### Information shown
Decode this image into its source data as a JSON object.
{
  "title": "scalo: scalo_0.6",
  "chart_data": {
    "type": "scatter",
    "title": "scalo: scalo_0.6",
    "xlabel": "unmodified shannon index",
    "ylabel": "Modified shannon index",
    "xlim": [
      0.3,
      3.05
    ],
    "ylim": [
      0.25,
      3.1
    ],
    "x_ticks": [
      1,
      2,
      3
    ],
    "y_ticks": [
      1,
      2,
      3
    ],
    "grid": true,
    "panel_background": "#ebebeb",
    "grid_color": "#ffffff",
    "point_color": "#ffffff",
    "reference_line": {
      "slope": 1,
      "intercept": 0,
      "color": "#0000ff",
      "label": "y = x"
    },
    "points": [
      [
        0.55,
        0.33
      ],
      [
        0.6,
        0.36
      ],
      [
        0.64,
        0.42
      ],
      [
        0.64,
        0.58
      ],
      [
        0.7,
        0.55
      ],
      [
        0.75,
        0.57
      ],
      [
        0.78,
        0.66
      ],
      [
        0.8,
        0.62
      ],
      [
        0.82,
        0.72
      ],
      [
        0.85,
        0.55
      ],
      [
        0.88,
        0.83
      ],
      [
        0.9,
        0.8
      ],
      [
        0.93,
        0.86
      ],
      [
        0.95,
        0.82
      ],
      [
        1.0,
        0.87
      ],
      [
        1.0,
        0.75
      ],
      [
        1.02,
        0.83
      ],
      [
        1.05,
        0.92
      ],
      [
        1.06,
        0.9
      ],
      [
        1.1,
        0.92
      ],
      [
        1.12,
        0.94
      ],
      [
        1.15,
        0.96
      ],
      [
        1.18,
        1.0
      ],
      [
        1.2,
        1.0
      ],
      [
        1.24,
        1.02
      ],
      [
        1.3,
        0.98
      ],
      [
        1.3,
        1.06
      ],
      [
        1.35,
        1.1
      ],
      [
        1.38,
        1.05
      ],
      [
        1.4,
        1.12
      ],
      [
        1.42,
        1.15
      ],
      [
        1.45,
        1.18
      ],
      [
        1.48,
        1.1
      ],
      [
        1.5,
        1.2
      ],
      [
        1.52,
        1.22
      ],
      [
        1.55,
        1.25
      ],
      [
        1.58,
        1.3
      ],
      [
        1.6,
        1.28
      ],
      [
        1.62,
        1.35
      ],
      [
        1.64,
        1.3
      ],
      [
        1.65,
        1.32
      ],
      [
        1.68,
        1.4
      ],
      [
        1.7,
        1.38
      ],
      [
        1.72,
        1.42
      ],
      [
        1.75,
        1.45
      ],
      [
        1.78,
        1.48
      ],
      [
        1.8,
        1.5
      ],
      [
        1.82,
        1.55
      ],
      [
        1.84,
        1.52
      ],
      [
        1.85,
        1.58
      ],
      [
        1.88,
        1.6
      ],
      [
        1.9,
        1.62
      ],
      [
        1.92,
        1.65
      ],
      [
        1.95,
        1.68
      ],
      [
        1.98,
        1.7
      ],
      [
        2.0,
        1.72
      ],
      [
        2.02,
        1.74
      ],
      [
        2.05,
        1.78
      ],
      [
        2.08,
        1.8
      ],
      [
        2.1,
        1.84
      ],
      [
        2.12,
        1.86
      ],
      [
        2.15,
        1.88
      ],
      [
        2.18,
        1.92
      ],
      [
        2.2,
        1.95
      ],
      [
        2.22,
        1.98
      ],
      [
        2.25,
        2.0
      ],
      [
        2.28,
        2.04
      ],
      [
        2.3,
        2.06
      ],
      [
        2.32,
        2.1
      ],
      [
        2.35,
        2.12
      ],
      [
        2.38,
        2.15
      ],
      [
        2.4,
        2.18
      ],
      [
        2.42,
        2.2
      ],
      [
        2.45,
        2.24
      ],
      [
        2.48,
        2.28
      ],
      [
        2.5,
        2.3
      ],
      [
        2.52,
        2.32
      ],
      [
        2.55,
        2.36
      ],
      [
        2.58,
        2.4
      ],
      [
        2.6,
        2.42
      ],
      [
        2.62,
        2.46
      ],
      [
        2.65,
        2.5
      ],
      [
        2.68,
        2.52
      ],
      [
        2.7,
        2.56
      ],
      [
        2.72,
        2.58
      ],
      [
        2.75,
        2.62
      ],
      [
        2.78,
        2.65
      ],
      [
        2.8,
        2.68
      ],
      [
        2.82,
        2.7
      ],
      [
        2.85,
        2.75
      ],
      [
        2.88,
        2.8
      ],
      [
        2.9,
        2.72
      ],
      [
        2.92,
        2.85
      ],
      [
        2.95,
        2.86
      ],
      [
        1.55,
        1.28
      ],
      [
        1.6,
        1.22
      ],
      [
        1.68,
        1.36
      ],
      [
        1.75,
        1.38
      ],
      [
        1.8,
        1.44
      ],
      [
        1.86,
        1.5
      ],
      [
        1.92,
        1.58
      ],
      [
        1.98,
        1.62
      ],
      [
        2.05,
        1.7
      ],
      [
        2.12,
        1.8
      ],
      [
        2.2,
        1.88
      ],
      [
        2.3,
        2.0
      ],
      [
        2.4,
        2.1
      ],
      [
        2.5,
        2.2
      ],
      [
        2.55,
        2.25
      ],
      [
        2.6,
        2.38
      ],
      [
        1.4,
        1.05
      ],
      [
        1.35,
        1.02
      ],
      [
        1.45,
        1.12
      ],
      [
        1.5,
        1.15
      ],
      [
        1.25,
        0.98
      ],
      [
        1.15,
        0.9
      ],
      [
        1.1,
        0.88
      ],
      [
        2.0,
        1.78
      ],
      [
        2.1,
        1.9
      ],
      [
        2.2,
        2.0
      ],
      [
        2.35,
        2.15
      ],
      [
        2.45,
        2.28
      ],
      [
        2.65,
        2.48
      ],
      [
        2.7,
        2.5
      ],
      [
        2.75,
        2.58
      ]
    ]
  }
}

### Set problem
Repeat the material above in full, keeping every word.

### Answer to the exercise
Decode this image into its source data as a JSON object.
{
  "title": "scalo: scalo_0.6",
  "chart_data": {
    "type": "scatter",
    "title": "scalo: scalo_0.6",
    "xlabel": "unmodified shannon index",
    "ylabel": "Modified shannon index",
    "xlim": [
      0.3,
      3.05
    ],
    "ylim": [
      0.25,
      3.1
    ],
    "x_ticks": [
      1,
      2,
      3
    ],
    "y_ticks": [
      1,
      2,
      3
    ],
    "grid": true,
    "panel_background": "#ebebeb",
    "grid_color": "#ffffff",
    "point_color": "#ffffff",
    "reference_line": {
      "slope": 1,
      "intercept": 0,
      "color": "#0000ff",
      "label": "y = x"
    },
    "points": [
      [
        0.55,
        0.33
      ],
      [
        0.6,
        0.36
      ],
      [
        0.64,
        0.42
      ],
      [
        0.64,
        0.58
      ],
      [
        0.7,
        0.55
      ],
      [
        0.75,
        0.57
      ],
      [
        0.78,
        0.66
      ],
      [
        0.8,
        0.62
      ],
      [
        0.82,
        0.72
      ],
      [
        0.85,
        0.55
      ],
      [
        0.88,
        0.83
      ],
      [
        0.9,
        0.8
      ],
      [
        0.93,
        0.86
      ],
      [
        0.95,
        0.82
      ],
      [
        1.0,
        0.87
      ],
      [
        1.0,
        0.75
      ],
      [
        1.02,
        0.83
      ],
      [
        1.05,
        0.92
      ],
      [
        1.06,
        0.9
      ],
      [
        1.1,
        0.92
      ],
      [
        1.12,
        0.94
      ],
      [
        1.15,
        0.96
      ],
      [
        1.18,
        1.0
      ],
      [
        1.2,
        1.0
      ],
      [
        1.24,
        1.02
      ],
      [
        1.3,
        0.98
      ],
      [
        1.3,
        1.06
      ],
      [
        1.35,
        1.1
      ],
      [
        1.38,
        1.05
      ],
      [
        1.4,
        1.12
      ],
      [
        1.42,
        1.15
      ],
      [
        1.45,
        1.18
      ],
      [
        1.48,
        1.1
      ],
      [
        1.5,
        1.2
      ],
      [
        1.52,
        1.22
      ],
      [
        1.55,
        1.25
      ],
      [
        1.58,
        1.3
      ],
      [
        1.6,
        1.28
      ],
      [
        1.62,
        1.35
      ],
      [
        1.64,
        1.3
      ],
      [
        1.65,
        1.32
      ],
      [
        1.68,
        1.4
      ],
      [
        1.7,
        1.38
      ],
      [
        1.72,
        1.42
      ],
      [
        1.75,
        1.45
      ],
      [
        1.78,
        1.48
      ],
      [
        1.8,
        1.5
      ],
      [
        1.82,
        1.55
      ],
      [
        1.84,
        1.52
      ],
      [
        1.85,
        1.58
      ],
      [
        1.88,
        1.6
      ],
      [
        1.9,
        1.62
      ],
      [
        1.92,
        1.65
      ],
      [
        1.95,
        1.68
      ],
      [
        1.98,
        1.7
      ],
      [
        2.0,
        1.72
      ],
      [
        2.02,
        1.74
      ],
      [
        2.05,
        1.78
      ],
      [
        2.08,
        1.8
      ],
      [
        2.1,
        1.84
      ],
      [
        2.12,
        1.86
      ],
      [
        2.15,
        1.88
      ],
      [
        2.18,
        1.92
      ],
      [
        2.2,
        1.95
      ],
      [
        2.22,
        1.98
      ],
      [
        2.25,
        2.0
      ],
      [
        2.28,
        2.04
      ],
      [
        2.3,
        2.06
      ],
      [
        2.32,
        2.1
      ],
      [
        2.35,
        2.12
      ],
      [
        2.38,
        2.15
      ],
      [
        2.4,
        2.18
      ],
      [
        2.42,
        2.2
      ],
      [
        2.45,
        2.24
      ],
      [
        2.48,
        2.28
      ],
      [
        2.5,
        2.3
      ],
      [
        2.52,
        2.32
      ],
      [
        2.55,
        2.36
      ],
      [
        2.58,
        2.4
      ],
      [
        2.6,
        2.42
      ],
      [
        2.62,
        2.46
      ],
      [
        2.65,
        2.5
      ],
      [
        2.68,
        2.52
      ],
      [
        2.7,
        2.56
      ],
      [
        2.72,
        2.58
      ],
      [
        2.75,
        2.62
      ],
      [
        2.78,
        2.65
      ],
      [
        2.8,
        2.68
      ],
      [
        2.82,
        2.7
      ],
      [
        2.85,
        2.75
      ],
      [
        2.88,
        2.8
      ],
      [
        2.9,
        2.72
      ],
      [
        2.92,
        2.85
      ],
      [
        2.95,
        2.86
      ],
      [
        1.55,
        1.28
      ],
      [
        1.6,
        1.22
      ],
      [
        1.68,
        1.36
      ],
      [
        1.75,
        1.38
      ],
      [
        1.8,
        1.44
      ],
      [
        1.86,
        1.5
      ],
      [
        1.92,
        1.58
      ],
      [
        1.98,
        1.62
      ],
      [
        2.05,
        1.7
      ],
      [
        2.12,
        1.8
      ],
      [
        2.2,
        1.88
      ],
      [
        2.3,
        2.0
      ],
      [
        2.4,
        2.1
      ],
      [
        2.5,
        2.2
      ],
      [
        2.55,
        2.25
      ],
      [
        2.6,
        2.38
      ],
      [
        1.4,
        1.05
      ],
      [
        1.35,
        1.02
      ],
      [
        1.45,
        1.12
      ],
      [
        1.5,
        1.15
      ],
      [
        1.25,
        0.98
      ],
      [
        1.15,
        0.9
      ],
      [
        1.1,
        0.88
      ],
      [
        2.0,
        1.78
      ],
      [
        2.1,
        1.9
      ],
      [
        2.2,
        2.0
      ],
      [
        2.35,
        2.15
      ],
      [
        2.45,
        2.28
      ],
      [
        2.65,
        2.48
      ],
      [
        2.7,
        2.5
      ],
      [
        2.75,
        2.58
      ]
    ]
  }
}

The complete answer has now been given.